■ Fragmento para leer ■
----------
Podemos sostener que la agilidad de los textos, los diálogos cortantes y efectistas,  una visión descarnada de la realidad y tramas complejas, con giros inesperados, facilitan la conversión en guiones cinematográficos eficaces. Pero también podría sostenerse que el lenguaje del cine forjó la adaptación de las novelas negras en un proceso de influencia recíproca del que ambos mundos obtuvieron notables beneficios.  


Sea como fuere, lo cierto es que ya hemos enunciado algunos de los elementos cruciales de este tipo de novelas. La rapidez en el planteamiento de la esencia del relato, el peso de la acción, que impulsa toda la obra, sin que por ello los aspectos psicológicos de los personajes queden necesariamente en un segundo plano. Este peso de la trama se ve reforzado por los frecuentes giros imprevistos, el juego de las apariencias y falsas pistas que ayudan a mantener al lector en vilo durante toda la lectura. También es tributario del género el escaso espacio dejado para las descripciones pausadas, incluso en el caso de los protagonistas, que suelen ser dibujados mediante grandes trazos, perfilados posteriormente, más por los hechos que por la voz omnisciente del narrador.
----------
■ Entradas de posición de los elementos ■
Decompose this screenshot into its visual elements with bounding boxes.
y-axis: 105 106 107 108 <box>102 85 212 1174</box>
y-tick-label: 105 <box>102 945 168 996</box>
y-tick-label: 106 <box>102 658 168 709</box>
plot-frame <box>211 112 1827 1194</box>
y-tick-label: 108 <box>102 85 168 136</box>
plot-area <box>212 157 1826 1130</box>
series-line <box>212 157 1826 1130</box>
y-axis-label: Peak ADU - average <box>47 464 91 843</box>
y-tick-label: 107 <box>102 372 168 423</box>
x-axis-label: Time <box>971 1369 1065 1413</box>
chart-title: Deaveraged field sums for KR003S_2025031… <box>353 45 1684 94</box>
----------
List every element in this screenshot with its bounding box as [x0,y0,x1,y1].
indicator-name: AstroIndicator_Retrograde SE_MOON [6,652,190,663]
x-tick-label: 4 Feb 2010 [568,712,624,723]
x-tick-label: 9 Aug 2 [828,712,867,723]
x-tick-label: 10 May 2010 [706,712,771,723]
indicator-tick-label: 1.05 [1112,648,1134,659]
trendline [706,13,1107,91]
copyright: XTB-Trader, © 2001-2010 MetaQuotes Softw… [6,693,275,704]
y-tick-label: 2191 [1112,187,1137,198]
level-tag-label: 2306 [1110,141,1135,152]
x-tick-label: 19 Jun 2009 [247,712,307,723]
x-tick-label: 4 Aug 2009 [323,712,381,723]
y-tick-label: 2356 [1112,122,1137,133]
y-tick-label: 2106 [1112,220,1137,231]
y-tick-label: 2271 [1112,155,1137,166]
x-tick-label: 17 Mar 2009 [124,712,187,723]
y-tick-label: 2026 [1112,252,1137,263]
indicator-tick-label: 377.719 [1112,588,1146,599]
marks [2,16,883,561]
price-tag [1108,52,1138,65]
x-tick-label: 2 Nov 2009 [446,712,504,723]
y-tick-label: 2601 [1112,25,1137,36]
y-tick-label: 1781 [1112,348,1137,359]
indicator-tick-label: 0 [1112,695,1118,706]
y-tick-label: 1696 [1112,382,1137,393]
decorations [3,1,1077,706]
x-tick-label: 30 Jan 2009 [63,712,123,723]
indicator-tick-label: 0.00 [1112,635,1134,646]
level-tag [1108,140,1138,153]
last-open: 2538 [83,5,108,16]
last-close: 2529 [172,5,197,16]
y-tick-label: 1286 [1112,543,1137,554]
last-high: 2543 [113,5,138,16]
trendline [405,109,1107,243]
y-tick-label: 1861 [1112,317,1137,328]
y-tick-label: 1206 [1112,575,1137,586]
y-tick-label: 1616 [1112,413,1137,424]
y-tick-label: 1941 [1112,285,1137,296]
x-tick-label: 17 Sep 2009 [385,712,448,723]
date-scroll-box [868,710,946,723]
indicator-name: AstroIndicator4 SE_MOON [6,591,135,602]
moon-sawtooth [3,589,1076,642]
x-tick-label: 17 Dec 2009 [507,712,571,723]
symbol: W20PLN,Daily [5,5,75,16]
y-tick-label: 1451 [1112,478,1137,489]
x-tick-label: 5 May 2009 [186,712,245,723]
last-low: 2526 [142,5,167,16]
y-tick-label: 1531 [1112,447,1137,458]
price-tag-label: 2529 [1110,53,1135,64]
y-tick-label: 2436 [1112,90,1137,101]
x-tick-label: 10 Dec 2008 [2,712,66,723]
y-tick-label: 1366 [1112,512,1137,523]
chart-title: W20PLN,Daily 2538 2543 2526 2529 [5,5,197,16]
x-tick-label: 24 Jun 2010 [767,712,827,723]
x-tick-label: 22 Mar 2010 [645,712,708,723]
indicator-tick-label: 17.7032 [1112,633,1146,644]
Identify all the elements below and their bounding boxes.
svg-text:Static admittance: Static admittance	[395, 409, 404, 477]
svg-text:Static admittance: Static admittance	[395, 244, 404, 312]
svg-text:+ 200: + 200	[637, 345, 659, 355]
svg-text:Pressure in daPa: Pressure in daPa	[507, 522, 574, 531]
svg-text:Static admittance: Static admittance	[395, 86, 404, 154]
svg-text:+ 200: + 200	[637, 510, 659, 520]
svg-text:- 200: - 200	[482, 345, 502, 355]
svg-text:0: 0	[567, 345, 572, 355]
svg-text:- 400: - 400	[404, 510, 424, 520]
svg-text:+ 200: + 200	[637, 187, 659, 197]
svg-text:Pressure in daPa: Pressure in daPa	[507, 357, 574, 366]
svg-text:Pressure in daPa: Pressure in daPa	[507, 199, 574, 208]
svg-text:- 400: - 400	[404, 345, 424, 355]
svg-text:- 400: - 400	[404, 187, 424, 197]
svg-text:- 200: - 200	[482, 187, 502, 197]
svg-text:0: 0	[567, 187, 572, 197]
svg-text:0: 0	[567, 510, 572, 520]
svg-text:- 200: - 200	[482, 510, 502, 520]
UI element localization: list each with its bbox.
----------
■ Lista de tareas ■
A – Según el fragmento sobre la novela negra, ¿qué rasgos de estas novelas facilitan su conversión en guiones cinematográficos eficaces? Responde en una a tres oraciones.
B – Prosigue el fragmento sobre la novela negra desde el punto en que se detiene.
Los registros no tienen ningún papel en esto.

■ Resultados finales ■
A – La agilidad de los textos, los diálogos cortantes y efectistas, una visión descarnada de la realidad y las tramas complejas con giros inesperados facilitan esa conversión. El fragmento también admite que el lenguaje del cine pudo moldear la adaptación de estas novelas, en una influencia recíproca.

B –
A diferencia de lo que ocurre con otros palos literarios, estas novelas pueden permitirse un tono agrio y de rudeza descriptiva al amparo de un verismo que de real testimonio de los bajos fondos. También puede frecuentar la política y el dinero como fuentes corruptas, y todo ello sin levantar excesivas ampollas. Así, estas novelas permiten recrear los aspectos más turbios del submundo del crimen y del delito, las drogas y la prostitución, la inmigración ilegal o, simplemente, el hambre que no aparece en otras obras. De hecho, podría establecerse una correlación entre el auge del género y las épocas de crisis, económica o moral, una vía de escape a través de la que dar forma a la sospecha que aún no han certificado los tribunales. Se puede hablar de corrupción cuando es un secreto a voces, se puede denunciar el tráfico mafioso antes de que la evasión de impuestos dicte su sentencia, y así sucesivamente.

 


Pero volvamos a El turno de los perdedores, una novela de moderada extensión que encaja a la perfección en estos clichés del género, no como mero ejercicio de recreación, sino de manera consciente y voluntaria, tratando de actualizar a nuestro país, nuestro tiempo, esa vitalidad del género. Dadas las características de la novela, es fácil sobrepasar la línea del mero resumen argumental por la del destripe del argumento, error fatal en un estilo en el que la complicidad del lector expectante lo es todo. Así que iremos con cuidado.


La historia podría resumirse como el proceso por el que salta por los aires toda una trama delictiva en la que se mezclan, como suele ocurrir en la realidad, el tráfico de drogas, la corrupción política y la violencia delictiva de los bajos fondos, como brazo ejecutor de los anteriores.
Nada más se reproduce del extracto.